#### [What the task requires]
Give the number of lines holding the string "title" and nothing more.

----

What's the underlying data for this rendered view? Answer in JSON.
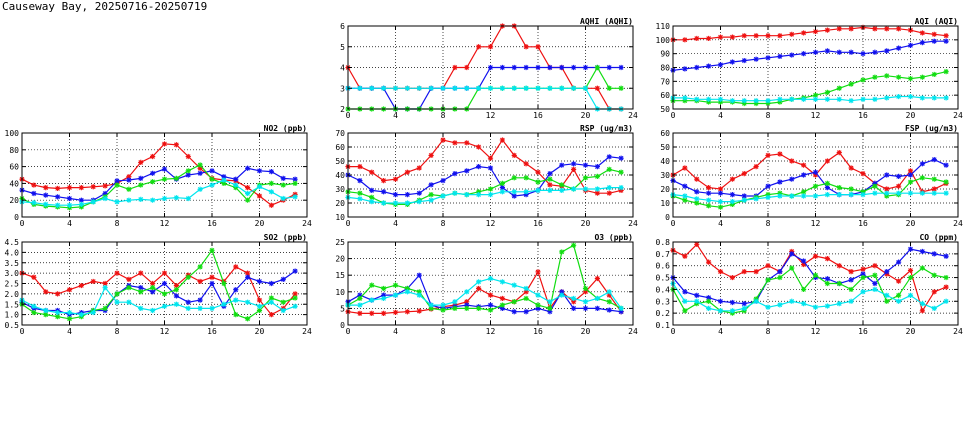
{
  "page": {
    "title": "Causeway Bay, 20250716-20250719"
  },
  "colors": {
    "red": "#ee1111",
    "blue": "#1111ee",
    "green": "#11dd11",
    "cyan": "#00e5ee"
  },
  "chart_data": [
    {
      "id": "aqhi",
      "type": "line",
      "title": "AQHI (AQHI)",
      "xlim": [
        0,
        24
      ],
      "xticks": [
        0,
        4,
        8,
        12,
        16,
        20,
        24
      ],
      "ylim": [
        2,
        6
      ],
      "yticks": [
        2,
        3,
        4,
        5,
        6
      ],
      "grid": true,
      "series": [
        {
          "color": "#ee1111",
          "values": [
            4,
            3,
            3,
            3,
            3,
            3,
            3,
            3,
            3,
            4,
            4,
            5,
            5,
            6,
            6,
            5,
            5,
            4,
            4,
            3,
            3,
            3,
            2,
            2
          ]
        },
        {
          "color": "#1111ee",
          "values": [
            3,
            3,
            3,
            3,
            2,
            2,
            2,
            3,
            3,
            3,
            3,
            3,
            4,
            4,
            4,
            4,
            4,
            4,
            4,
            4,
            4,
            4,
            4,
            4
          ]
        },
        {
          "color": "#11dd11",
          "values": [
            2,
            2,
            2,
            2,
            2,
            2,
            2,
            2,
            2,
            2,
            2,
            3,
            3,
            3,
            3,
            3,
            3,
            3,
            3,
            3,
            3,
            4,
            3,
            3
          ]
        },
        {
          "color": "#00e5ee",
          "values": [
            3,
            3,
            3,
            3,
            3,
            3,
            3,
            3,
            3,
            3,
            3,
            3,
            3,
            3,
            3,
            3,
            3,
            3,
            3,
            3,
            3,
            2,
            2,
            2
          ]
        }
      ]
    },
    {
      "id": "aqi",
      "type": "line",
      "title": "AQI (AQI)",
      "xlim": [
        0,
        24
      ],
      "xticks": [
        0,
        4,
        8,
        12,
        16,
        20,
        24
      ],
      "ylim": [
        50,
        110
      ],
      "yticks": [
        50,
        60,
        70,
        80,
        90,
        100,
        110
      ],
      "grid": true,
      "series": [
        {
          "color": "#ee1111",
          "values": [
            100,
            100,
            101,
            101,
            102,
            102,
            103,
            103,
            103,
            103,
            104,
            105,
            106,
            107,
            108,
            108,
            109,
            108,
            108,
            108,
            107,
            105,
            104,
            103
          ]
        },
        {
          "color": "#1111ee",
          "values": [
            78,
            79,
            80,
            81,
            82,
            84,
            85,
            86,
            87,
            88,
            89,
            90,
            91,
            92,
            91,
            91,
            90,
            91,
            92,
            94,
            96,
            98,
            99,
            99
          ]
        },
        {
          "color": "#11dd11",
          "values": [
            56,
            56,
            56,
            55,
            55,
            55,
            54,
            54,
            54,
            55,
            57,
            58,
            60,
            62,
            65,
            68,
            71,
            73,
            74,
            73,
            72,
            73,
            75,
            77
          ]
        },
        {
          "color": "#00e5ee",
          "values": [
            58,
            58,
            57,
            57,
            57,
            56,
            56,
            56,
            56,
            57,
            57,
            57,
            57,
            57,
            57,
            56,
            57,
            57,
            58,
            59,
            59,
            58,
            58,
            58
          ]
        }
      ]
    },
    {
      "id": "no2",
      "type": "line",
      "title": "NO2 (ppb)",
      "xlim": [
        0,
        24
      ],
      "xticks": [
        0,
        4,
        8,
        12,
        16,
        20,
        24
      ],
      "ylim": [
        0,
        100
      ],
      "yticks": [
        0,
        20,
        40,
        60,
        80,
        100
      ],
      "grid": true,
      "series": [
        {
          "color": "#ee1111",
          "values": [
            45,
            38,
            35,
            34,
            35,
            35,
            36,
            37,
            40,
            48,
            65,
            72,
            87,
            86,
            72,
            58,
            46,
            44,
            43,
            35,
            25,
            14,
            20,
            27
          ]
        },
        {
          "color": "#1111ee",
          "values": [
            32,
            28,
            26,
            24,
            22,
            20,
            20,
            28,
            43,
            44,
            46,
            52,
            57,
            45,
            50,
            52,
            55,
            48,
            45,
            58,
            55,
            54,
            46,
            45
          ]
        },
        {
          "color": "#11dd11",
          "values": [
            22,
            15,
            13,
            12,
            11,
            12,
            18,
            24,
            38,
            33,
            38,
            42,
            45,
            46,
            55,
            62,
            45,
            40,
            35,
            20,
            38,
            40,
            38,
            40
          ]
        },
        {
          "color": "#00e5ee",
          "values": [
            18,
            17,
            15,
            14,
            14,
            15,
            18,
            22,
            18,
            20,
            21,
            20,
            22,
            23,
            22,
            33,
            38,
            44,
            38,
            28,
            36,
            30,
            22,
            24
          ]
        }
      ]
    },
    {
      "id": "rsp",
      "type": "line",
      "title": "RSP (ug/m3)",
      "xlim": [
        0,
        24
      ],
      "xticks": [
        0,
        4,
        8,
        12,
        16,
        20,
        24
      ],
      "ylim": [
        10,
        70
      ],
      "yticks": [
        10,
        20,
        30,
        40,
        50,
        60,
        70
      ],
      "grid": true,
      "series": [
        {
          "color": "#ee1111",
          "values": [
            46,
            46,
            42,
            36,
            37,
            42,
            45,
            54,
            65,
            63,
            63,
            60,
            52,
            65,
            54,
            48,
            42,
            33,
            32,
            44,
            29,
            27,
            27,
            29
          ]
        },
        {
          "color": "#1111ee",
          "values": [
            40,
            36,
            29,
            28,
            26,
            26,
            27,
            33,
            36,
            41,
            43,
            46,
            45,
            31,
            25,
            26,
            29,
            41,
            47,
            48,
            47,
            46,
            53,
            52
          ]
        },
        {
          "color": "#11dd11",
          "values": [
            28,
            27,
            24,
            20,
            19,
            19,
            22,
            26,
            25,
            27,
            26,
            28,
            30,
            34,
            38,
            38,
            35,
            37,
            33,
            30,
            38,
            39,
            44,
            42
          ]
        },
        {
          "color": "#00e5ee",
          "values": [
            24,
            23,
            21,
            20,
            20,
            20,
            21,
            22,
            25,
            27,
            26,
            26,
            26,
            28,
            28,
            28,
            29,
            29,
            29,
            30,
            30,
            30,
            31,
            31
          ]
        }
      ]
    },
    {
      "id": "fsp",
      "type": "line",
      "title": "FSP (ug/m3)",
      "xlim": [
        0,
        24
      ],
      "xticks": [
        0,
        4,
        8,
        12,
        16,
        20,
        24
      ],
      "ylim": [
        0,
        60
      ],
      "yticks": [
        0,
        10,
        20,
        30,
        40,
        50,
        60
      ],
      "grid": true,
      "series": [
        {
          "color": "#ee1111",
          "values": [
            30,
            35,
            27,
            21,
            20,
            27,
            31,
            36,
            44,
            45,
            40,
            37,
            30,
            40,
            46,
            35,
            31,
            24,
            20,
            22,
            33,
            18,
            20,
            24
          ]
        },
        {
          "color": "#1111ee",
          "values": [
            26,
            22,
            18,
            17,
            17,
            16,
            15,
            15,
            22,
            25,
            27,
            30,
            32,
            21,
            16,
            16,
            18,
            24,
            30,
            29,
            30,
            38,
            41,
            37
          ]
        },
        {
          "color": "#11dd11",
          "values": [
            15,
            12,
            10,
            8,
            7,
            9,
            12,
            14,
            16,
            17,
            15,
            18,
            22,
            24,
            21,
            20,
            18,
            22,
            15,
            16,
            25,
            28,
            27,
            25
          ]
        },
        {
          "color": "#00e5ee",
          "values": [
            16,
            15,
            13,
            12,
            11,
            11,
            12,
            13,
            14,
            15,
            15,
            15,
            15,
            16,
            16,
            16,
            16,
            17,
            17,
            17,
            17,
            17,
            17,
            17
          ]
        }
      ]
    },
    {
      "id": "so2",
      "type": "line",
      "title": "SO2 (ppb)",
      "xlim": [
        0,
        24
      ],
      "xticks": [
        0,
        4,
        8,
        12,
        16,
        20,
        24
      ],
      "ylim": [
        0.5,
        4.5
      ],
      "yticks": [
        0.5,
        1.0,
        1.5,
        2.0,
        2.5,
        3.0,
        3.5,
        4.0,
        4.5
      ],
      "grid": true,
      "series": [
        {
          "color": "#ee1111",
          "values": [
            3.0,
            2.8,
            2.1,
            2.0,
            2.2,
            2.4,
            2.6,
            2.5,
            3.0,
            2.7,
            3.0,
            2.5,
            3.0,
            2.4,
            2.9,
            2.6,
            2.8,
            2.6,
            3.3,
            3.0,
            1.7,
            1.0,
            1.3,
            2.0
          ]
        },
        {
          "color": "#1111ee",
          "values": [
            1.6,
            1.3,
            1.2,
            1.2,
            1.0,
            1.1,
            1.2,
            1.2,
            2.0,
            2.4,
            2.3,
            2.1,
            2.5,
            1.9,
            1.6,
            1.7,
            2.5,
            1.4,
            2.2,
            2.8,
            2.6,
            2.5,
            2.7,
            3.1
          ]
        },
        {
          "color": "#11dd11",
          "values": [
            1.5,
            1.1,
            1.0,
            0.9,
            0.8,
            0.9,
            1.2,
            1.3,
            2.0,
            2.3,
            2.1,
            2.3,
            2.0,
            2.2,
            2.8,
            3.3,
            4.1,
            2.5,
            1.0,
            0.8,
            1.2,
            1.8,
            1.6,
            1.8
          ]
        },
        {
          "color": "#00e5ee",
          "values": [
            1.7,
            1.4,
            1.2,
            1.1,
            1.1,
            1.0,
            1.1,
            2.3,
            1.6,
            1.6,
            1.3,
            1.2,
            1.4,
            1.5,
            1.3,
            1.3,
            1.3,
            1.5,
            1.7,
            1.6,
            1.4,
            1.6,
            1.2,
            1.4
          ]
        }
      ]
    },
    {
      "id": "o3",
      "type": "line",
      "title": "O3 (ppb)",
      "xlim": [
        0,
        24
      ],
      "xticks": [
        0,
        4,
        8,
        12,
        16,
        20,
        24
      ],
      "ylim": [
        0,
        25
      ],
      "yticks": [
        0,
        5,
        10,
        15,
        20,
        25
      ],
      "grid": true,
      "series": [
        {
          "color": "#ee1111",
          "values": [
            4,
            3.5,
            3.5,
            3.5,
            3.8,
            4,
            4.2,
            4.8,
            5.5,
            6,
            7,
            11,
            9,
            8,
            7,
            10,
            16,
            5,
            10,
            7,
            10,
            14,
            9,
            4
          ]
        },
        {
          "color": "#1111ee",
          "values": [
            7,
            9,
            7.5,
            9,
            9,
            11,
            15,
            6,
            5,
            5.5,
            6,
            5.5,
            6,
            5,
            4,
            4,
            5,
            4,
            10,
            5,
            5,
            5,
            4.5,
            4
          ]
        },
        {
          "color": "#11dd11",
          "values": [
            6,
            8,
            12,
            11,
            12,
            11,
            10,
            5,
            4.5,
            5,
            5,
            5,
            4.5,
            6,
            7,
            8,
            6,
            5,
            22,
            24,
            11,
            8,
            7,
            5
          ]
        },
        {
          "color": "#00e5ee",
          "values": [
            6,
            6,
            7.5,
            8,
            9,
            10,
            9,
            6,
            6,
            7,
            10,
            13,
            14,
            13,
            12,
            11,
            9,
            7,
            9,
            8,
            7,
            8,
            10,
            5
          ]
        }
      ]
    },
    {
      "id": "co",
      "type": "line",
      "title": "CO (ppm)",
      "xlim": [
        0,
        24
      ],
      "xticks": [
        0,
        4,
        8,
        12,
        16,
        20,
        24
      ],
      "ylim": [
        0.1,
        0.8
      ],
      "yticks": [
        0.1,
        0.2,
        0.3,
        0.4,
        0.5,
        0.6,
        0.7,
        0.8
      ],
      "grid": true,
      "series": [
        {
          "color": "#ee1111",
          "values": [
            0.73,
            0.68,
            0.78,
            0.63,
            0.55,
            0.5,
            0.55,
            0.55,
            0.6,
            0.55,
            0.72,
            0.61,
            0.68,
            0.66,
            0.6,
            0.55,
            0.57,
            0.6,
            0.53,
            0.47,
            0.56,
            0.22,
            0.38,
            0.42
          ]
        },
        {
          "color": "#1111ee",
          "values": [
            0.5,
            0.38,
            0.35,
            0.33,
            0.3,
            0.29,
            0.28,
            0.3,
            0.48,
            0.55,
            0.7,
            0.64,
            0.5,
            0.49,
            0.45,
            0.48,
            0.53,
            0.45,
            0.55,
            0.63,
            0.74,
            0.72,
            0.7,
            0.68
          ]
        },
        {
          "color": "#11dd11",
          "values": [
            0.4,
            0.22,
            0.28,
            0.3,
            0.22,
            0.2,
            0.22,
            0.32,
            0.48,
            0.5,
            0.58,
            0.4,
            0.52,
            0.45,
            0.45,
            0.4,
            0.5,
            0.52,
            0.3,
            0.35,
            0.5,
            0.58,
            0.52,
            0.5
          ]
        },
        {
          "color": "#00e5ee",
          "values": [
            0.45,
            0.3,
            0.3,
            0.24,
            0.22,
            0.22,
            0.24,
            0.3,
            0.25,
            0.27,
            0.3,
            0.28,
            0.25,
            0.26,
            0.28,
            0.3,
            0.38,
            0.4,
            0.35,
            0.3,
            0.35,
            0.28,
            0.24,
            0.3
          ]
        }
      ]
    }
  ]
}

----

#### [Task answer]
9